(Data entries)
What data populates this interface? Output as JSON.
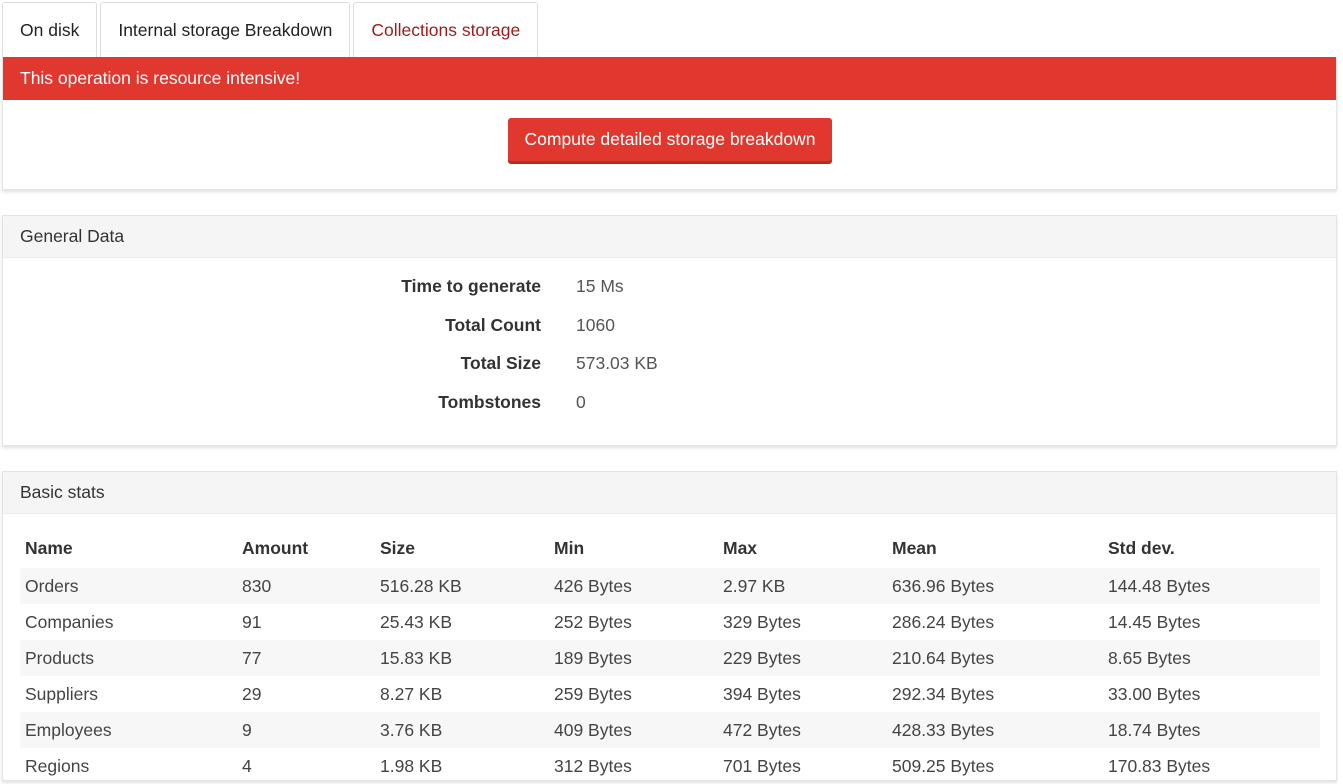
{
  "tabs": [
    {
      "label": "On disk",
      "active": false
    },
    {
      "label": "Internal storage Breakdown",
      "active": false
    },
    {
      "label": "Collections storage",
      "active": true
    }
  ],
  "alert": {
    "message": "This operation is resource intensive!",
    "button_label": "Compute detailed storage breakdown"
  },
  "general": {
    "title": "General Data",
    "rows": [
      {
        "label": "Time to generate",
        "value": "15 Ms"
      },
      {
        "label": "Total Count",
        "value": "1060"
      },
      {
        "label": "Total Size",
        "value": "573.03 KB"
      },
      {
        "label": "Tombstones",
        "value": "0"
      }
    ]
  },
  "basic": {
    "title": "Basic stats",
    "columns": [
      "Name",
      "Amount",
      "Size",
      "Min",
      "Max",
      "Mean",
      "Std dev."
    ],
    "rows": [
      [
        "Orders",
        "830",
        "516.28 KB",
        "426 Bytes",
        "2.97 KB",
        "636.96 Bytes",
        "144.48 Bytes"
      ],
      [
        "Companies",
        "91",
        "25.43 KB",
        "252 Bytes",
        "329 Bytes",
        "286.24 Bytes",
        "14.45 Bytes"
      ],
      [
        "Products",
        "77",
        "15.83 KB",
        "189 Bytes",
        "229 Bytes",
        "210.64 Bytes",
        "8.65 Bytes"
      ],
      [
        "Suppliers",
        "29",
        "8.27 KB",
        "259 Bytes",
        "394 Bytes",
        "292.34 Bytes",
        "33.00 Bytes"
      ],
      [
        "Employees",
        "9",
        "3.76 KB",
        "409 Bytes",
        "472 Bytes",
        "428.33 Bytes",
        "18.74 Bytes"
      ],
      [
        "Regions",
        "4",
        "1.98 KB",
        "312 Bytes",
        "701 Bytes",
        "509.25 Bytes",
        "170.83 Bytes"
      ]
    ]
  },
  "colors": {
    "danger": "#e0382e",
    "active_tab": "#9b1c1c"
  }
}
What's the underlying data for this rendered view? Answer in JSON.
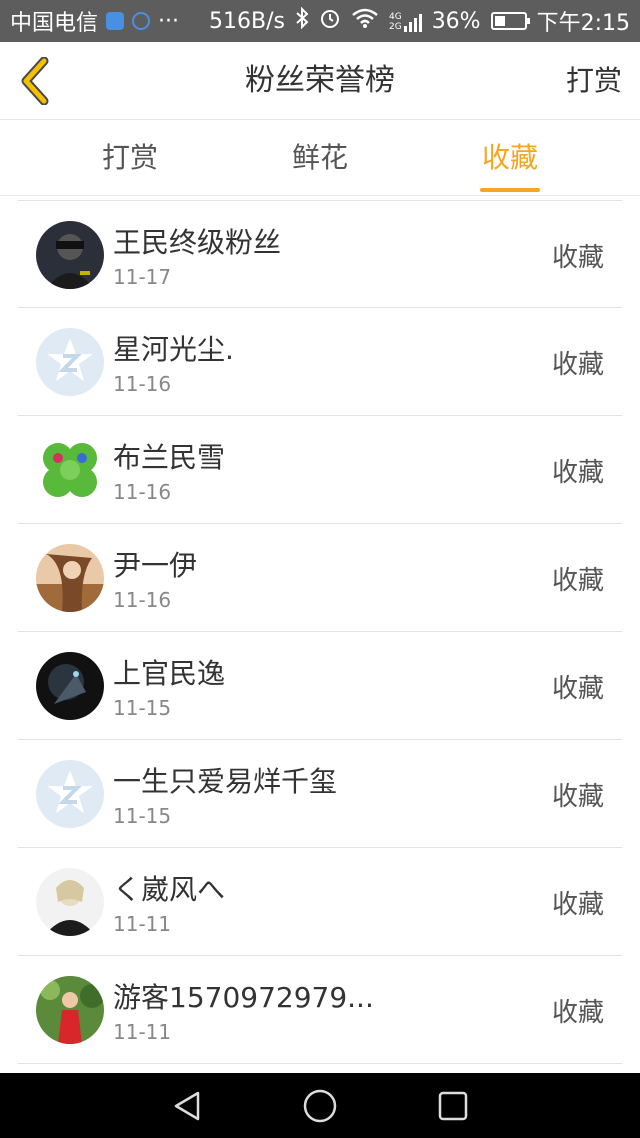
{
  "status_bar": {
    "carrier": "中国电信",
    "more": "···",
    "speed": "516B/s",
    "network": "4G",
    "network2": "2G",
    "battery": "36%",
    "time": "下午2:15"
  },
  "header": {
    "title": "粉丝荣誉榜",
    "action_label": "打赏"
  },
  "tabs": [
    {
      "label": "打赏",
      "active": false
    },
    {
      "label": "鲜花",
      "active": false
    },
    {
      "label": "收藏",
      "active": true
    }
  ],
  "colors": {
    "accent": "#f5a623",
    "status_bar": "#5d5d5d"
  },
  "fans": [
    {
      "name": "王民终级粉丝",
      "date": "11-17",
      "action": "收藏",
      "avatar": "dark-figure-avatar"
    },
    {
      "name": "星河光尘.",
      "date": "11-16",
      "action": "收藏",
      "avatar": "default-star-avatar"
    },
    {
      "name": "布兰民雪",
      "date": "11-16",
      "action": "收藏",
      "avatar": "clover-avatar"
    },
    {
      "name": "尹一伊",
      "date": "11-16",
      "action": "收藏",
      "avatar": "girl-photo-avatar"
    },
    {
      "name": "上官民逸",
      "date": "11-15",
      "action": "收藏",
      "avatar": "game-character-avatar"
    },
    {
      "name": "一生只爱易烊千玺",
      "date": "11-15",
      "action": "收藏",
      "avatar": "default-star-avatar"
    },
    {
      "name": "く崴风へ",
      "date": "11-11",
      "action": "收藏",
      "avatar": "person-photo-avatar"
    },
    {
      "name": "游客1570972979...",
      "date": "11-11",
      "action": "收藏",
      "avatar": "red-dress-photo-avatar"
    }
  ]
}
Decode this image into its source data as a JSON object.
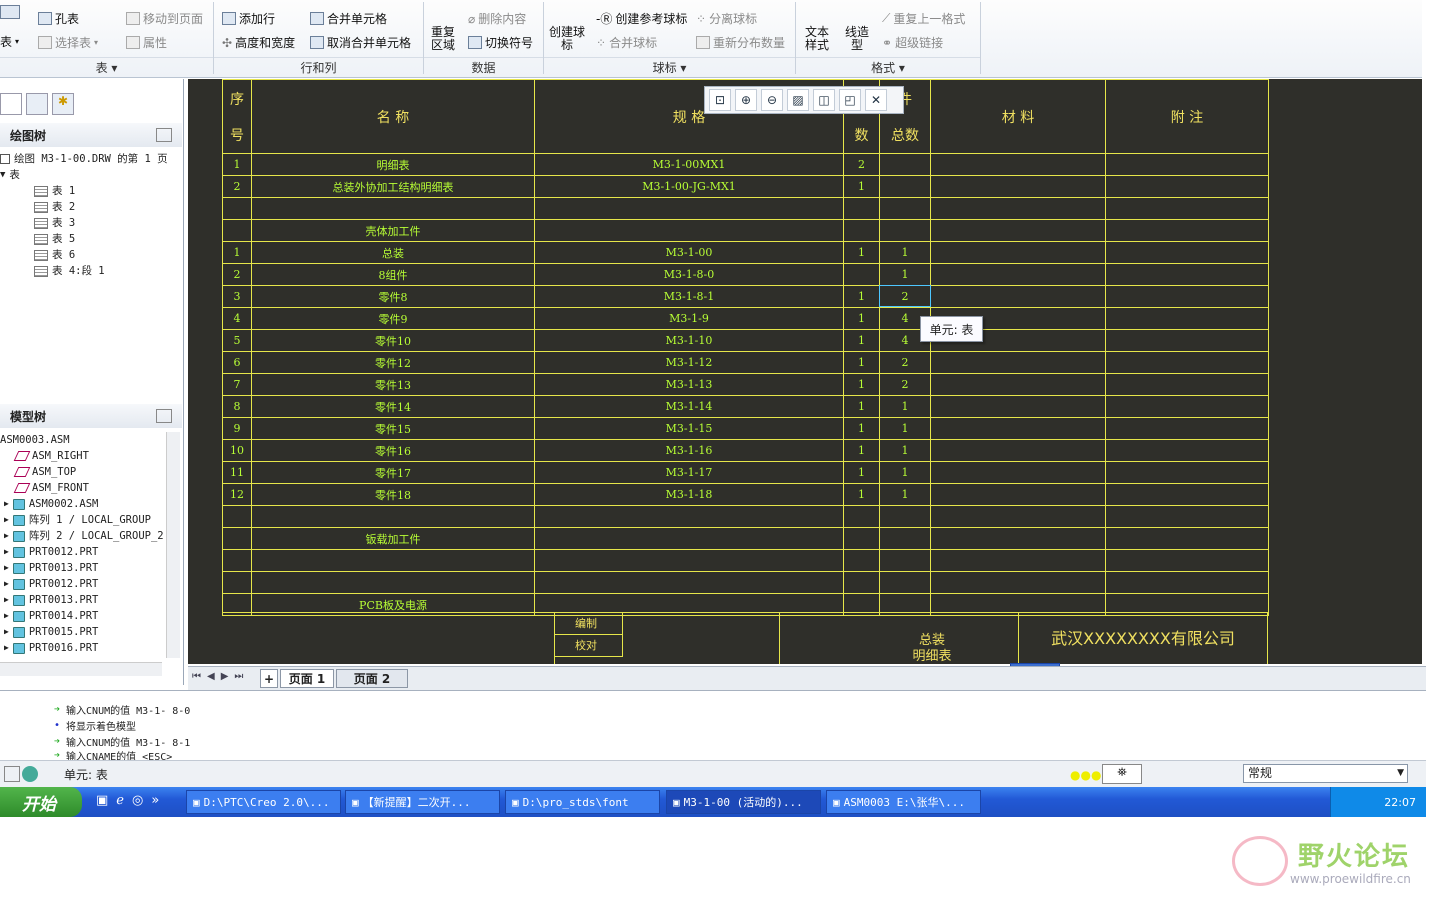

■ What needs to be done:
Write the lines above out again exactly, without any of their pictures.

■ Correct answer:
What data populates this interface? Output as JSON.
{
  "tabs": [
    {
      "label": "On disk",
      "active": false
    },
    {
      "label": "Internal storage Breakdown",
      "active": false
    },
    {
      "label": "Collections storage",
      "active": true
    }
  ],
  "alert": {
    "message": "This operation is resource intensive!",
    "button_label": "Compute detailed storage breakdown"
  },
  "general": {
    "title": "General Data",
    "rows": [
      {
        "label": "Time to generate",
        "value": "15 Ms"
      },
      {
        "label": "Total Count",
        "value": "1060"
      },
      {
        "label": "Total Size",
        "value": "573.03 KB"
      },
      {
        "label": "Tombstones",
        "value": "0"
      }
    ]
  },
  "basic": {
    "title": "Basic stats",
    "columns": [
      "Name",
      "Amount",
      "Size",
      "Min",
      "Max",
      "Mean",
      "Std dev."
    ],
    "rows": [
      [
        "Orders",
        "830",
        "516.28 KB",
        "426 Bytes",
        "2.97 KB",
        "636.96 Bytes",
        "144.48 Bytes"
      ],
      [
        "Companies",
        "91",
        "25.43 KB",
        "252 Bytes",
        "329 Bytes",
        "286.24 Bytes",
        "14.45 Bytes"
      ],
      [
        "Products",
        "77",
        "15.83 KB",
        "189 Bytes",
        "229 Bytes",
        "210.64 Bytes",
        "8.65 Bytes"
      ],
      [
        "Suppliers",
        "29",
        "8.27 KB",
        "259 Bytes",
        "394 Bytes",
        "292.34 Bytes",
        "33.00 Bytes"
      ],
      [
        "Employees",
        "9",
        "3.76 KB",
        "409 Bytes",
        "472 Bytes",
        "428.33 Bytes",
        "18.74 Bytes"
      ],
      [
        "Regions",
        "4",
        "1.98 KB",
        "312 Bytes",
        "701 Bytes",
        "509.25 Bytes",
        "170.83 Bytes"
      ]
    ]
  },
  "colors": {
    "danger": "#e0382e",
    "active_tab": "#9b1c1c"
  }
}
What's the underlying data for this rendered view? Answer in JSON.
{
  "status_bar": {
    "carrier": "中国电信",
    "more": "···",
    "speed": "516B/s",
    "network": "4G",
    "network2": "2G",
    "battery": "36%",
    "time": "下午2:15"
  },
  "header": {
    "title": "粉丝荣誉榜",
    "action_label": "打赏"
  },
  "tabs": [
    {
      "label": "打赏",
      "active": false
    },
    {
      "label": "鲜花",
      "active": false
    },
    {
      "label": "收藏",
      "active": true
    }
  ],
  "colors": {
    "accent": "#f5a623",
    "status_bar": "#5d5d5d"
  },
  "fans": [
    {
      "name": "王民终级粉丝",
      "date": "11-17",
      "action": "收藏",
      "avatar": "dark-figure-avatar"
    },
    {
      "name": "星河光尘.",
      "date": "11-16",
      "action": "收藏",
      "avatar": "default-star-avatar"
    },
    {
      "name": "布兰民雪",
      "date": "11-16",
      "action": "收藏",
      "avatar": "clover-avatar"
    },
    {
      "name": "尹一伊",
      "date": "11-16",
      "action": "收藏",
      "avatar": "girl-photo-avatar"
    },
    {
      "name": "上官民逸",
      "date": "11-15",
      "action": "收藏",
      "avatar": "game-character-avatar"
    },
    {
      "name": "一生只爱易烊千玺",
      "date": "11-15",
      "action": "收藏",
      "avatar": "default-star-avatar"
    },
    {
      "name": "く崴风へ",
      "date": "11-11",
      "action": "收藏",
      "avatar": "person-photo-avatar"
    },
    {
      "name": "游客1570972979...",
      "date": "11-11",
      "action": "收藏",
      "avatar": "red-dress-photo-avatar"
    }
  ]
}
Decode this image into its source data as a JSON object.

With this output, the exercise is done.